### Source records
********************

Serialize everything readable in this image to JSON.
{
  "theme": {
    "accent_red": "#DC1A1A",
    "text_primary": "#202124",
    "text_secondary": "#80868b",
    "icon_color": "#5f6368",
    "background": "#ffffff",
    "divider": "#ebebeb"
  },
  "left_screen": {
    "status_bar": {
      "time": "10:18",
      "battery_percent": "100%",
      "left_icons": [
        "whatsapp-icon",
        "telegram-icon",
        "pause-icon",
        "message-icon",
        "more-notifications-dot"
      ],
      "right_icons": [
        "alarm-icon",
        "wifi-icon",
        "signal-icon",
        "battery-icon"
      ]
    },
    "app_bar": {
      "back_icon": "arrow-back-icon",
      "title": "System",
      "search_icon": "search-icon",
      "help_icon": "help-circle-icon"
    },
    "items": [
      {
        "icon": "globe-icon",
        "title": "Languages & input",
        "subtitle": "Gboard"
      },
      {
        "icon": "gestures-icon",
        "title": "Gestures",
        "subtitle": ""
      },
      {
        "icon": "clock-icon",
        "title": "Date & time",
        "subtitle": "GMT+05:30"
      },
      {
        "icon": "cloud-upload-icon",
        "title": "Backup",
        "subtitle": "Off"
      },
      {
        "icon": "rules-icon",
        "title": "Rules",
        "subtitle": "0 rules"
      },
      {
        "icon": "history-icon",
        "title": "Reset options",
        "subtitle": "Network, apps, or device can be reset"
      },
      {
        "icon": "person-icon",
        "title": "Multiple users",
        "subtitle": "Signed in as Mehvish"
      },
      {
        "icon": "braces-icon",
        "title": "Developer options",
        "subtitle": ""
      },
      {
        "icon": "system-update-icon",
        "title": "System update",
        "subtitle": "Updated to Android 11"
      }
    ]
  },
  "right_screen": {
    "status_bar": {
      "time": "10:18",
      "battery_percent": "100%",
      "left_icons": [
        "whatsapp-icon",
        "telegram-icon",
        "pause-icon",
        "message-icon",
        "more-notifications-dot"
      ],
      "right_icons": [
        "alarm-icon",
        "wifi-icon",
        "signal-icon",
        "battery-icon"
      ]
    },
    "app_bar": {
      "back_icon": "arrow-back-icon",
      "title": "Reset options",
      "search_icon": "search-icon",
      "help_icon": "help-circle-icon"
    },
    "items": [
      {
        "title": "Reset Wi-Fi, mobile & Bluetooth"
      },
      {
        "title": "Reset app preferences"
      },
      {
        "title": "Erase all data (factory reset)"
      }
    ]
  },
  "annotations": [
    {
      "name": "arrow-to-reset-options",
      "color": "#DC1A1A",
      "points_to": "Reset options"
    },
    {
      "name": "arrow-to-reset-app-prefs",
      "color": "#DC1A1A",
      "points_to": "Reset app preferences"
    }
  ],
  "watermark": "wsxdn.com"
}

********************

### Description of the task
Among the entries above, how many lines hold the string "preferences"? Respond with nothing but the number.

### Problem solution
2